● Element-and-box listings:
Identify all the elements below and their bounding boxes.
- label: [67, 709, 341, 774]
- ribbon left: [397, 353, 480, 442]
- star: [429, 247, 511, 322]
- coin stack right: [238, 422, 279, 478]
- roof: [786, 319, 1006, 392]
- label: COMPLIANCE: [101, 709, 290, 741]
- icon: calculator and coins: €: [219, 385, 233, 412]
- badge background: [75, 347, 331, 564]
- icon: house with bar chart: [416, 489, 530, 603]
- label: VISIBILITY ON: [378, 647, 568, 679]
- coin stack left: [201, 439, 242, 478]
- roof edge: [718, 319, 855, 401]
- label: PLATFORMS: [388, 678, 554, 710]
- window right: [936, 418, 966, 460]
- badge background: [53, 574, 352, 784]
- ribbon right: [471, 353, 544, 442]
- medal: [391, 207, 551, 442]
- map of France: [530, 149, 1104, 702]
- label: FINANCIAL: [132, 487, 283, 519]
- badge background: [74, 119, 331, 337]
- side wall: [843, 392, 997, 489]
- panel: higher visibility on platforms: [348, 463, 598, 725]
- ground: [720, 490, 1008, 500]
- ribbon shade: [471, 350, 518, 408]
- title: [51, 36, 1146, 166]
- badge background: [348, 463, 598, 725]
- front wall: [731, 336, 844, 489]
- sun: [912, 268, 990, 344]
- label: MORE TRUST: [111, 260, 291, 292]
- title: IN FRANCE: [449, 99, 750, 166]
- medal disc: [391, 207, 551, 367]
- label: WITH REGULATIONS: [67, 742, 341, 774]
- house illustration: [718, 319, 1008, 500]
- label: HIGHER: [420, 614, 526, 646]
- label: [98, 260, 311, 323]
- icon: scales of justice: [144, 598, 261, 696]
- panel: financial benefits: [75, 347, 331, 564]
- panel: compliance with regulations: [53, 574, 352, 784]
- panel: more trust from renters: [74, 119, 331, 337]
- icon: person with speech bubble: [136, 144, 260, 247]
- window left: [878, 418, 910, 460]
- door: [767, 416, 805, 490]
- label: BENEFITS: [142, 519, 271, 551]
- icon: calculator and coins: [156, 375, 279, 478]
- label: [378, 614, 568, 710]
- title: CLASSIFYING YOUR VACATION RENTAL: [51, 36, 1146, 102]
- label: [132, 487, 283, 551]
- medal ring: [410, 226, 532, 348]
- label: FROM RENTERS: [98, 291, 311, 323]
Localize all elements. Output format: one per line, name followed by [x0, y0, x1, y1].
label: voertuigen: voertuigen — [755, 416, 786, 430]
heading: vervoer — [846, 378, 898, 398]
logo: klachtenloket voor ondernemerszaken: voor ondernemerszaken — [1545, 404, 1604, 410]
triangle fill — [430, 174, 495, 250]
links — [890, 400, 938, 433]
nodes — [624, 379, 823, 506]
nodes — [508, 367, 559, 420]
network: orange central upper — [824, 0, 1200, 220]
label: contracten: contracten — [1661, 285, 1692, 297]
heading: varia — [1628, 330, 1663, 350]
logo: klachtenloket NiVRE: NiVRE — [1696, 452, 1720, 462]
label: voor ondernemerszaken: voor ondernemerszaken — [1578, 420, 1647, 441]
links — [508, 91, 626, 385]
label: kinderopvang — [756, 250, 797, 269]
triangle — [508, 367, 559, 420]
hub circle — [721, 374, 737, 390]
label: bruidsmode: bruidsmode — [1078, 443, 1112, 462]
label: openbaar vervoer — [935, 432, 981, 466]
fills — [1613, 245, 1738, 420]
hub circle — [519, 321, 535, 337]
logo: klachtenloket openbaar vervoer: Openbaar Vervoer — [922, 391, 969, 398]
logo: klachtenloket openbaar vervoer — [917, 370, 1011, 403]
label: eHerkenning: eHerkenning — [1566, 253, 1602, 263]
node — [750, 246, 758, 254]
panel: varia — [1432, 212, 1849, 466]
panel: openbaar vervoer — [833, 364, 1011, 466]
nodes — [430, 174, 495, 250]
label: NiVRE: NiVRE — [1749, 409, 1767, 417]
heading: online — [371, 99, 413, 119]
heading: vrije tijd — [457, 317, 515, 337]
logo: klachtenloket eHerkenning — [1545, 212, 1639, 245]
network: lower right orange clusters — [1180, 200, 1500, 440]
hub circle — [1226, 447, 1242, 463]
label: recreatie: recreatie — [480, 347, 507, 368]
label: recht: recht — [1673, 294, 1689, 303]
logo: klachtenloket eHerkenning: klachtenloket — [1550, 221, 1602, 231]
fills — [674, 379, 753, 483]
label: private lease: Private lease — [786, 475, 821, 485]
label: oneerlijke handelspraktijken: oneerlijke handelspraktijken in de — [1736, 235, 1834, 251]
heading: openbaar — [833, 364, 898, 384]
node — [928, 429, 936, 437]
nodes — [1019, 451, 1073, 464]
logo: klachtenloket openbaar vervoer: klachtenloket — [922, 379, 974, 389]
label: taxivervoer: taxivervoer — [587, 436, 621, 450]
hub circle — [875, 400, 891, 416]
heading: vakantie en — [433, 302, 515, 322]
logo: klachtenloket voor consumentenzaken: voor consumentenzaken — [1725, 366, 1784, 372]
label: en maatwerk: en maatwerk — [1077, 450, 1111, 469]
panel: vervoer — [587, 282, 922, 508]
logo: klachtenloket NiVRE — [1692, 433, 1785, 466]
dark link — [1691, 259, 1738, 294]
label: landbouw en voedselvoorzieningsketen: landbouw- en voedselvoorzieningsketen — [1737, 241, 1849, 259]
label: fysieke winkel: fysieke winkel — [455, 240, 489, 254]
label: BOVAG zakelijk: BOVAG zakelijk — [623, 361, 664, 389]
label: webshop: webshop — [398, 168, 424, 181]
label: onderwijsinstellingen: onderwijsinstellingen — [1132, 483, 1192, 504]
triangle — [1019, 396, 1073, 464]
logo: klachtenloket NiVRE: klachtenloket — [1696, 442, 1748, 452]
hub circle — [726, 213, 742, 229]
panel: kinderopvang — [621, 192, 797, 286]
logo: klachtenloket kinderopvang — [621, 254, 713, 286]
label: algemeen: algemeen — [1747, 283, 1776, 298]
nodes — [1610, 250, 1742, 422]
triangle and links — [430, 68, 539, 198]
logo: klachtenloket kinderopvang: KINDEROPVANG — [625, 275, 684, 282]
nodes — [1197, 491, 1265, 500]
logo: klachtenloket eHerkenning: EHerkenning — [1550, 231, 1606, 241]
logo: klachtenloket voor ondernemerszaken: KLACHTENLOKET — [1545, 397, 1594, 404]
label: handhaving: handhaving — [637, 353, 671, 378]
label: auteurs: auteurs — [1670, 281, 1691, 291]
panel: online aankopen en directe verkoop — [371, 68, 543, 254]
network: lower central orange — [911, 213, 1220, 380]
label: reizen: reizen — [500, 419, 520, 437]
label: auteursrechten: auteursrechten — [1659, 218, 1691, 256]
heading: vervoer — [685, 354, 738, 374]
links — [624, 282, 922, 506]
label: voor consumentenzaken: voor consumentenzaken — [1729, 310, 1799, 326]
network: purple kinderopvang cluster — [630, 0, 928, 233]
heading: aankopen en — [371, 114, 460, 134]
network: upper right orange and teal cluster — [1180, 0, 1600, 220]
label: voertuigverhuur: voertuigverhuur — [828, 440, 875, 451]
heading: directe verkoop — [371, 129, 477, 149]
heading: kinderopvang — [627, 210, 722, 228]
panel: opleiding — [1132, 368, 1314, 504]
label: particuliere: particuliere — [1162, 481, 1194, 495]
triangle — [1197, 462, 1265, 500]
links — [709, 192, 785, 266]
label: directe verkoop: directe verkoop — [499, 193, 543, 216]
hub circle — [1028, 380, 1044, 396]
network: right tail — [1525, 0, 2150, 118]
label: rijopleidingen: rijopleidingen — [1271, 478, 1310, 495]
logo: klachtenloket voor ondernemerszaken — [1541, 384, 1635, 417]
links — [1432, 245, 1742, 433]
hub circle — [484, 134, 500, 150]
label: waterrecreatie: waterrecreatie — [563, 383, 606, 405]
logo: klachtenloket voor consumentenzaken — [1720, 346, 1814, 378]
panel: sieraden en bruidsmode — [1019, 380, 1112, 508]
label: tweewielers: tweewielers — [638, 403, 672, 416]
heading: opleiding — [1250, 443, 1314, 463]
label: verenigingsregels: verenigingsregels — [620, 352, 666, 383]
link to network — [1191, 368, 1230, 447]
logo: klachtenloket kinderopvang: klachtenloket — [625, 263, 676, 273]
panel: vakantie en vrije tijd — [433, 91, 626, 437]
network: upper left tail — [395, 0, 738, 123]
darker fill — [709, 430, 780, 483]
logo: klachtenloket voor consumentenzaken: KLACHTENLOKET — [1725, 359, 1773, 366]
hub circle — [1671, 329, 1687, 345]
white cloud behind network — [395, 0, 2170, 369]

● What is needed: Please reproduce the rows word for word, starting from the first line of the rows and continuing up to and including the line that contains "- window right: [936, 418, 966, 460]".

● Output:
Identify all the elements below and their bounding boxes.
- label: [67, 709, 341, 774]
- ribbon left: [397, 353, 480, 442]
- star: [429, 247, 511, 322]
- coin stack right: [238, 422, 279, 478]
- roof: [786, 319, 1006, 392]
- label: COMPLIANCE: [101, 709, 290, 741]
- icon: calculator and coins: €: [219, 385, 233, 412]
- badge background: [75, 347, 331, 564]
- icon: house with bar chart: [416, 489, 530, 603]
- label: VISIBILITY ON: [378, 647, 568, 679]
- coin stack left: [201, 439, 242, 478]
- roof edge: [718, 319, 855, 401]
- label: PLATFORMS: [388, 678, 554, 710]
- window right: [936, 418, 966, 460]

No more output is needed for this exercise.